*AVAILABLE RECORDS*:
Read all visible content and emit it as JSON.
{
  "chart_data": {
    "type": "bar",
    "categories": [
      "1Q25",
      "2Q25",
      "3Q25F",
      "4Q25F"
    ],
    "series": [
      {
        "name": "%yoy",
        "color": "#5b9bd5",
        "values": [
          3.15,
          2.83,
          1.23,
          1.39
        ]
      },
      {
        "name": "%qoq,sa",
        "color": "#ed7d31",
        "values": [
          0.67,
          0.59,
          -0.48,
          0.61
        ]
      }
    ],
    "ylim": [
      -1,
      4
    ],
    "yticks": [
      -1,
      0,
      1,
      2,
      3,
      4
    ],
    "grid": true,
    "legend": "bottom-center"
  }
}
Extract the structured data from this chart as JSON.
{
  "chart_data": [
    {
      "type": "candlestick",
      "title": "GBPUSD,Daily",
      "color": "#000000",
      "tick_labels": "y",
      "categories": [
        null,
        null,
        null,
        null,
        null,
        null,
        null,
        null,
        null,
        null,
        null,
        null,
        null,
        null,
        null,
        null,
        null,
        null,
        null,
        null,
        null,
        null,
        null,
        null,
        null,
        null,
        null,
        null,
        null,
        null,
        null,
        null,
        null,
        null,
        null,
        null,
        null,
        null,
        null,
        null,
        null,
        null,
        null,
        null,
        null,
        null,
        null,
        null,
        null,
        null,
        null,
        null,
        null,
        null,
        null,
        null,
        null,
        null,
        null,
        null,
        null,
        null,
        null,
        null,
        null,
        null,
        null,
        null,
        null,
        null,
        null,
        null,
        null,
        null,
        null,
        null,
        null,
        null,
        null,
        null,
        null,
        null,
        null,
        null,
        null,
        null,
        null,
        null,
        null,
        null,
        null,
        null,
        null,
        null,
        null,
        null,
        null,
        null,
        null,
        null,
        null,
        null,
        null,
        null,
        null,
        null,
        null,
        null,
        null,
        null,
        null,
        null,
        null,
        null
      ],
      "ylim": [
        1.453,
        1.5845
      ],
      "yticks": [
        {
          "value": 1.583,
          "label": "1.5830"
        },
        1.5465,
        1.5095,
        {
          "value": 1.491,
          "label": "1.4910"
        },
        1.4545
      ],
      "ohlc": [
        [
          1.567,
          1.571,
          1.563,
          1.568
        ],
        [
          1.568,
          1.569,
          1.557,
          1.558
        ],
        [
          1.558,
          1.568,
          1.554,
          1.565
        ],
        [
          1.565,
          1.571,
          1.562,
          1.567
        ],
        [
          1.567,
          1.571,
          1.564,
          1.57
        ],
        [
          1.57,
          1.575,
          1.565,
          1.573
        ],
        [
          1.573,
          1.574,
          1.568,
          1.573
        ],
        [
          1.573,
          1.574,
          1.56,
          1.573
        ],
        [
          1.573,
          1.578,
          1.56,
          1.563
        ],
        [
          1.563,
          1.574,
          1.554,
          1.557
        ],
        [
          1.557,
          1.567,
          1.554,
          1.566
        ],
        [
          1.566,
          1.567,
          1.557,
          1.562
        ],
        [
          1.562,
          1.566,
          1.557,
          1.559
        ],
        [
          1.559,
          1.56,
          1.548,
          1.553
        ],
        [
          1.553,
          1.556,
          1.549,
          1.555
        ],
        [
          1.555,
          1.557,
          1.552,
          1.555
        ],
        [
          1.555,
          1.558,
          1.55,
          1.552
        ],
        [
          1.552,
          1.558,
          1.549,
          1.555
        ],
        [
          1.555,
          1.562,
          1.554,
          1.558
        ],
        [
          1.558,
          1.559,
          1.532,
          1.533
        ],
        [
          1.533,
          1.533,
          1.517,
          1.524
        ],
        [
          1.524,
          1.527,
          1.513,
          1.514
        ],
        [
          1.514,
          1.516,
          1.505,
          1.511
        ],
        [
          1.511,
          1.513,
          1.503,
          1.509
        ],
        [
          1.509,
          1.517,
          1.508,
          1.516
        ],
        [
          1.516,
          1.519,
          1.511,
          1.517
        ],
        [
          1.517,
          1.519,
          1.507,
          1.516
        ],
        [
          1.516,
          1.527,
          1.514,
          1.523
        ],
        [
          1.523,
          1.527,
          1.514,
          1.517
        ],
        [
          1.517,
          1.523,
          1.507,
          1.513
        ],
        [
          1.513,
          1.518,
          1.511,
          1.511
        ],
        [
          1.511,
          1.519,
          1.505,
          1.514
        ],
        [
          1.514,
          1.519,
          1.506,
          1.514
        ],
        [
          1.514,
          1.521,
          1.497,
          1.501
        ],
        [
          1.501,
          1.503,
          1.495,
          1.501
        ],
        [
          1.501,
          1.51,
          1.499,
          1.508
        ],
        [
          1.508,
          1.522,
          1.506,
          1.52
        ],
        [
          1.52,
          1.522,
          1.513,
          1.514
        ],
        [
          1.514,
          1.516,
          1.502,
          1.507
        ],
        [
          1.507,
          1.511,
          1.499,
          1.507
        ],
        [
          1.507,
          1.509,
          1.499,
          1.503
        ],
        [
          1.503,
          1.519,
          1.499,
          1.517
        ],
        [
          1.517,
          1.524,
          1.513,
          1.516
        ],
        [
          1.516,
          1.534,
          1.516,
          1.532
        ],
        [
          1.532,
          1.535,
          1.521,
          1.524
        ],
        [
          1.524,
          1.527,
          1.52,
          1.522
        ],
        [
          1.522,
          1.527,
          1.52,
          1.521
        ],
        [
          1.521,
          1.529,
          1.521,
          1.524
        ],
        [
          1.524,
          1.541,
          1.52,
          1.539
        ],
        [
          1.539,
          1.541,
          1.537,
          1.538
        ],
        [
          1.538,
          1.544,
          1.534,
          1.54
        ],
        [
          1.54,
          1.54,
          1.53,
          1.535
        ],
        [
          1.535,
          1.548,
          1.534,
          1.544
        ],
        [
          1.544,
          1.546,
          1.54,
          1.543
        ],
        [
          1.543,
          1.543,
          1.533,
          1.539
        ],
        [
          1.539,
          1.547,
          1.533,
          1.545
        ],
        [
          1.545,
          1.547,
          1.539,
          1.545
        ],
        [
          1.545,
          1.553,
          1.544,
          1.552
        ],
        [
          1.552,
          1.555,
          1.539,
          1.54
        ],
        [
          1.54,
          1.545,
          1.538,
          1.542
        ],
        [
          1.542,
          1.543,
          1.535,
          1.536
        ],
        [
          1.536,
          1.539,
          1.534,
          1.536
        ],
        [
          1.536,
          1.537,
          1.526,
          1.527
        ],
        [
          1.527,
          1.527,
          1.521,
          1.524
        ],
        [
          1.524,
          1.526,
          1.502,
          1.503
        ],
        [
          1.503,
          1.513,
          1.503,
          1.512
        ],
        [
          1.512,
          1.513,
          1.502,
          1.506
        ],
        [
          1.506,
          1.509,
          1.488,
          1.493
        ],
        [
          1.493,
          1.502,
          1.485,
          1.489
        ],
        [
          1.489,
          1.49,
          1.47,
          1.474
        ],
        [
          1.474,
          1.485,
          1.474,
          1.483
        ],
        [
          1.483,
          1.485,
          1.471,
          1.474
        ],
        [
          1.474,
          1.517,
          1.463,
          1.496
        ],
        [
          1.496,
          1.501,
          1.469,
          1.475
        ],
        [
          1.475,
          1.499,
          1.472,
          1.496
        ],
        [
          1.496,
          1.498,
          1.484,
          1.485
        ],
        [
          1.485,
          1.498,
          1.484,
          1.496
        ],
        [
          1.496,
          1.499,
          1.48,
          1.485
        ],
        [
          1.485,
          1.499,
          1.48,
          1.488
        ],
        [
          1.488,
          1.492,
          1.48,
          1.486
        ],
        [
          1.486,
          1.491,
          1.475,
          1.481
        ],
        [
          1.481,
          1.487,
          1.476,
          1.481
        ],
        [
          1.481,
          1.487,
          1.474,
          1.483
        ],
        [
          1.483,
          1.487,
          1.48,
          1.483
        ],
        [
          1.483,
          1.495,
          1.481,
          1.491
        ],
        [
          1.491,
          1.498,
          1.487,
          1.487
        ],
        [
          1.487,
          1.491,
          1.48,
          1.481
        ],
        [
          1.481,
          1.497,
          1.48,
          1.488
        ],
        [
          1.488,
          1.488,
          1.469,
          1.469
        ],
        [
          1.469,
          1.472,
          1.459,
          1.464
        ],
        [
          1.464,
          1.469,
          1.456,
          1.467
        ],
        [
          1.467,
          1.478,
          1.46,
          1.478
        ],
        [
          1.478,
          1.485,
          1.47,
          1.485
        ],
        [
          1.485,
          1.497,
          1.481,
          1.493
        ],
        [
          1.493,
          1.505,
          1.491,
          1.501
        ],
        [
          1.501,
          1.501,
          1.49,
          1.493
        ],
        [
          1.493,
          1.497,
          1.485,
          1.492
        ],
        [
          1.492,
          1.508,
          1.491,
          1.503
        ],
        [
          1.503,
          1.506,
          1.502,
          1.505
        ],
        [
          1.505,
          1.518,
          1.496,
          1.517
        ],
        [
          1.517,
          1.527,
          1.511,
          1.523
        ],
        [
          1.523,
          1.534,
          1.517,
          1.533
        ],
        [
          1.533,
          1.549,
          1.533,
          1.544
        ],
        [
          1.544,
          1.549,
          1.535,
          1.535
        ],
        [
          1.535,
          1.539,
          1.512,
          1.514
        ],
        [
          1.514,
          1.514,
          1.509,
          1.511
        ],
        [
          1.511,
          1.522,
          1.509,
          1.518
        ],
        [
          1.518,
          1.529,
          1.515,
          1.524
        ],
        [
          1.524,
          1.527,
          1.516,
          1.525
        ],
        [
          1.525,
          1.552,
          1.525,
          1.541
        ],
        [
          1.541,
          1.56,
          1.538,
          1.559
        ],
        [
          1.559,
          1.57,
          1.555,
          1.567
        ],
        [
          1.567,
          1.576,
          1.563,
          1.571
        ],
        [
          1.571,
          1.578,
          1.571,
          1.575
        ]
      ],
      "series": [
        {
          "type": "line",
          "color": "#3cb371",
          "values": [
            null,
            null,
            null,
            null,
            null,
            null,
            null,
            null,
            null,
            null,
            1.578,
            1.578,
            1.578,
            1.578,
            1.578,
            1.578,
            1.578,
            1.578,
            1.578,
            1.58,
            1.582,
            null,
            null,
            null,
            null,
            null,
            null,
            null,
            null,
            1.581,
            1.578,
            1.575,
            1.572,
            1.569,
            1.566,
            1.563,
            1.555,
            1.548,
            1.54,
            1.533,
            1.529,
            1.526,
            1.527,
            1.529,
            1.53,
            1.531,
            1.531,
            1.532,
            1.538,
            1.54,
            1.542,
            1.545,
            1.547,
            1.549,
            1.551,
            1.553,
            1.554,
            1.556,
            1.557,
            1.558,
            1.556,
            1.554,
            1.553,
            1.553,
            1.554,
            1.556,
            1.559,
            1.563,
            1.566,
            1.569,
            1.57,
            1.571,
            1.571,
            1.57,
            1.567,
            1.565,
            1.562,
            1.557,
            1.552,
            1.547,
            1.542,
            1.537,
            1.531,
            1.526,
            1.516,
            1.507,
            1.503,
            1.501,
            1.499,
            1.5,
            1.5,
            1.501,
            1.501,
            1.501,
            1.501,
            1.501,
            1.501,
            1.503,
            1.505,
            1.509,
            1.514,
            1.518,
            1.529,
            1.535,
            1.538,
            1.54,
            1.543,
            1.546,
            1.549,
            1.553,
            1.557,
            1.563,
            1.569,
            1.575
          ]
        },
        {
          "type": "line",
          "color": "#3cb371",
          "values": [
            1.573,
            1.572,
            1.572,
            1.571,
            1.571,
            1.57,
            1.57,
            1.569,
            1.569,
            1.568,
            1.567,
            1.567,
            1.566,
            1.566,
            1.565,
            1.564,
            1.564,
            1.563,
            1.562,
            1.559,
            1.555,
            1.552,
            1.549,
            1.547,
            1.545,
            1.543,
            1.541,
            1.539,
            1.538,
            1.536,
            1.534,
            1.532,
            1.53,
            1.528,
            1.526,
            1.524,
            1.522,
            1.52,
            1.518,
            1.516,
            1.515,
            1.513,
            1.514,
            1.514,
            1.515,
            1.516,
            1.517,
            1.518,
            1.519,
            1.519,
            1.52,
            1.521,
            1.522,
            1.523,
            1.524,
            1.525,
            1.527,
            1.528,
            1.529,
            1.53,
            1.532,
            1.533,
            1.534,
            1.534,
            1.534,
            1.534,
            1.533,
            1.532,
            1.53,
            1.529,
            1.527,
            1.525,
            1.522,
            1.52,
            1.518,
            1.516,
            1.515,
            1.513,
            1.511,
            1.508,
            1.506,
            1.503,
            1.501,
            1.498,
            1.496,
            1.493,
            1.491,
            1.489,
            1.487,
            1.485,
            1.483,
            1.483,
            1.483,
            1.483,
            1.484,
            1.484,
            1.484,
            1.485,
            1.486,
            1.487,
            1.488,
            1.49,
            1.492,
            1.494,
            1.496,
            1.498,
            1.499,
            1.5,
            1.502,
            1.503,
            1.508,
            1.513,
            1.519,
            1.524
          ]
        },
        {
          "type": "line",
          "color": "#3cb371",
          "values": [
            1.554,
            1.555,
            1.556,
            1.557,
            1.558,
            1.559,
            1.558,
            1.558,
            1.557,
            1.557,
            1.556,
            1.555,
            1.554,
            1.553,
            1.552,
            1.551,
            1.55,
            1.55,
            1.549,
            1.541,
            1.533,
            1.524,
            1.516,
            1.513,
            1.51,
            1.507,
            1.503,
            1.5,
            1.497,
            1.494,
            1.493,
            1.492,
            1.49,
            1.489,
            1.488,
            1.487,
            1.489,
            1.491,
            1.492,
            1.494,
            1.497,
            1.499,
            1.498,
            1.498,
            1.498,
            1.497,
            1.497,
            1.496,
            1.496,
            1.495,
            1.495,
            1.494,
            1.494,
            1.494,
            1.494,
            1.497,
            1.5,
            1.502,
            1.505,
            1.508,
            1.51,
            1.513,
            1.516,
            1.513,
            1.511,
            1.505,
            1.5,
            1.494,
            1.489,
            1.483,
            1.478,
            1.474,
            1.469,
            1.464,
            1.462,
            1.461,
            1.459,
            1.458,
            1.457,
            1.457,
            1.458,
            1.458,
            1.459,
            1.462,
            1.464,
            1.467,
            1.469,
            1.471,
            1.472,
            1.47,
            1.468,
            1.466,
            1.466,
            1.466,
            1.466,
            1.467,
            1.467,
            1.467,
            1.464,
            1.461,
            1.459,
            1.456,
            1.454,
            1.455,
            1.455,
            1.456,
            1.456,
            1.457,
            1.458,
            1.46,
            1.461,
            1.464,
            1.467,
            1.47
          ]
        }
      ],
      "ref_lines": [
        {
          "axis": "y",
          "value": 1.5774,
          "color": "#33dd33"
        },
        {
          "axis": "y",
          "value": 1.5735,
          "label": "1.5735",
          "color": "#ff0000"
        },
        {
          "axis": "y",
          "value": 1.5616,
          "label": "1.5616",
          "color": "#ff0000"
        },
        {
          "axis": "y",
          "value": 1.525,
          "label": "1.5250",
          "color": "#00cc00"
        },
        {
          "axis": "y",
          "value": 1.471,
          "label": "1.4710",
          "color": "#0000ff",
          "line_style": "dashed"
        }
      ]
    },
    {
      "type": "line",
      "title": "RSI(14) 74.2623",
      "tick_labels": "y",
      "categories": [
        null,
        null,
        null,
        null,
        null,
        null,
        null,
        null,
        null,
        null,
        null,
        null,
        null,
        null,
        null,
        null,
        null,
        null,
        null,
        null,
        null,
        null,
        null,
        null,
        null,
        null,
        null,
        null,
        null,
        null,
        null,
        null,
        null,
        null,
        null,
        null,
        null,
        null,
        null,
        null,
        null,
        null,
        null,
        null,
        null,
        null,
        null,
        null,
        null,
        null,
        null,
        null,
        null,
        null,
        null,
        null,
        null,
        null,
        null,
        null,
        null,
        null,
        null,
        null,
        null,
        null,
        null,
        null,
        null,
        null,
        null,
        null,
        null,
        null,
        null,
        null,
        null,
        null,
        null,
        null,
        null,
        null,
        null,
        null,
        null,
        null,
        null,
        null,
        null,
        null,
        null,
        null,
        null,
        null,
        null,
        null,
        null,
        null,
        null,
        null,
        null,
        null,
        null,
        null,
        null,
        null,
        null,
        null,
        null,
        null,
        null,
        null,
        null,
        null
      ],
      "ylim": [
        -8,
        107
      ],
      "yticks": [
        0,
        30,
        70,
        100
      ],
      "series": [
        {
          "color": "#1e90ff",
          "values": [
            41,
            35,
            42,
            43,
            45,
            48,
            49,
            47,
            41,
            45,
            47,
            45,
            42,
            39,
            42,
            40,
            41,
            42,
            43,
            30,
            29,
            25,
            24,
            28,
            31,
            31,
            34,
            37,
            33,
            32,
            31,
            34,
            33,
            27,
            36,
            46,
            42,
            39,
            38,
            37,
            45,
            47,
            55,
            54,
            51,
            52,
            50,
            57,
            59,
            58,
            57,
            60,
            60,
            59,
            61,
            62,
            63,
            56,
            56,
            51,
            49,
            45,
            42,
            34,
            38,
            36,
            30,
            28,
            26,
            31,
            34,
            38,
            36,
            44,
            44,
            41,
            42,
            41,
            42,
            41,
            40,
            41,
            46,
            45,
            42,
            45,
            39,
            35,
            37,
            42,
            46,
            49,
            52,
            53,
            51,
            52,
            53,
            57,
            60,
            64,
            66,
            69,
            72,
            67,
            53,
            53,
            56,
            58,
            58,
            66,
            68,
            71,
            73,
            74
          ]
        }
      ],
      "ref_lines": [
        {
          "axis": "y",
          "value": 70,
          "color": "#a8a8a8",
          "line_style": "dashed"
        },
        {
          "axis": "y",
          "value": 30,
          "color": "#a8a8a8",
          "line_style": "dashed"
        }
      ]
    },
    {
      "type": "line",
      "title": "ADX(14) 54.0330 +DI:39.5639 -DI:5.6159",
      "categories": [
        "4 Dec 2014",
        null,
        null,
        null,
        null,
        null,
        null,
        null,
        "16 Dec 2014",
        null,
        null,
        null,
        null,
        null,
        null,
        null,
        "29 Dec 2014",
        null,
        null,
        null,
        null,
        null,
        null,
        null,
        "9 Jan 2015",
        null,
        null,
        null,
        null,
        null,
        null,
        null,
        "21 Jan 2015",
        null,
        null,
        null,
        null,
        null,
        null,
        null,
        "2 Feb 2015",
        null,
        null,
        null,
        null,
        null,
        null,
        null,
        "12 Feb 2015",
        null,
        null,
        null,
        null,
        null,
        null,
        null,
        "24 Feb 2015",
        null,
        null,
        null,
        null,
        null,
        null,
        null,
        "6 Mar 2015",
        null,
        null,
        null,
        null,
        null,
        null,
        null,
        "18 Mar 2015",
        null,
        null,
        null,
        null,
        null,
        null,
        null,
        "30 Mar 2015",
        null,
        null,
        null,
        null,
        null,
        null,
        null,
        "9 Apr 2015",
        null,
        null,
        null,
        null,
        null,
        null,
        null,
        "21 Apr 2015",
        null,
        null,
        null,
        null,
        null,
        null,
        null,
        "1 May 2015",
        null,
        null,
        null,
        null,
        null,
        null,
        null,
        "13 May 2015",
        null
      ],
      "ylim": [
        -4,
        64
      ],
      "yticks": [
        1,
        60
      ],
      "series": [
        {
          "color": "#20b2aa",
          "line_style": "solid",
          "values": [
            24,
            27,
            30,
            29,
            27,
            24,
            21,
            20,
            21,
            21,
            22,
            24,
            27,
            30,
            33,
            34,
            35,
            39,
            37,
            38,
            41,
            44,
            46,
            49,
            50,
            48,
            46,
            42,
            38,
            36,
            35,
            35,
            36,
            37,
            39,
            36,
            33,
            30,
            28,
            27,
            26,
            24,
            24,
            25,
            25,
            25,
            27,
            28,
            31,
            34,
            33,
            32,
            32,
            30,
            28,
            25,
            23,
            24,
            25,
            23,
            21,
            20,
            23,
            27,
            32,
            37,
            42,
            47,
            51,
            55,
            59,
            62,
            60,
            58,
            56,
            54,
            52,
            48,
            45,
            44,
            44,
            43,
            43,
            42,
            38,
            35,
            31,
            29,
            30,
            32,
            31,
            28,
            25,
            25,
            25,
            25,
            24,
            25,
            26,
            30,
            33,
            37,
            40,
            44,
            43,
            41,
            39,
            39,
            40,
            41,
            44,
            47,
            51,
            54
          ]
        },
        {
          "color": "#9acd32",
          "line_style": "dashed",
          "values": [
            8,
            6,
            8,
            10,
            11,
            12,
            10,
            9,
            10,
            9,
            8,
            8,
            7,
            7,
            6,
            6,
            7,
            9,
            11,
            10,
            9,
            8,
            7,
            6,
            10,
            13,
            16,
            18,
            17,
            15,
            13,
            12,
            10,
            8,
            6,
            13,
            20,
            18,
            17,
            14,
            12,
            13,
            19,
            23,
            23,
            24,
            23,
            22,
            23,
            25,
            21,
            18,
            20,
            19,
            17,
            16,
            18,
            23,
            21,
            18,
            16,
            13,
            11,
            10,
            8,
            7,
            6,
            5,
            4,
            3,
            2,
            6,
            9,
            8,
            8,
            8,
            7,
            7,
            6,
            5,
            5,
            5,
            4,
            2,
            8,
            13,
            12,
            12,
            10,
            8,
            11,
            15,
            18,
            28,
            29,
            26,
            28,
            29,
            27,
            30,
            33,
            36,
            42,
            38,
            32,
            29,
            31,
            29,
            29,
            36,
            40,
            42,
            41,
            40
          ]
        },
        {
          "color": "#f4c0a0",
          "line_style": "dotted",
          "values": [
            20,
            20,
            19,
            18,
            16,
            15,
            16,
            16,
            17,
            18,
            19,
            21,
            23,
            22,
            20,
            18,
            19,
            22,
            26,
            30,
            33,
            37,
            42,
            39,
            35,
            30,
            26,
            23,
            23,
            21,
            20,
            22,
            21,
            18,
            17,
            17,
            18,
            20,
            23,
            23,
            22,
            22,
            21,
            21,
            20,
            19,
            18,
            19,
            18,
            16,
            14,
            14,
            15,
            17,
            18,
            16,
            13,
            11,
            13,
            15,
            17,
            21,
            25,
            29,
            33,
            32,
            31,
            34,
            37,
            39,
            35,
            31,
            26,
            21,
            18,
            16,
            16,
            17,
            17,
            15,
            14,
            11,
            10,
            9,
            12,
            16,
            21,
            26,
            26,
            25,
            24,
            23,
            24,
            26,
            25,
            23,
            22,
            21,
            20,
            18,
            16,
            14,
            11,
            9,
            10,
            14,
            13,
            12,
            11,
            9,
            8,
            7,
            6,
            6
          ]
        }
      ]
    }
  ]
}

*GOAL*: Look through the listing and extract every line with "JSON" in it.

*CORRECT OUTPUT*:
Read all visible content and emit it as JSON.
Extract the structured data from this chart as JSON.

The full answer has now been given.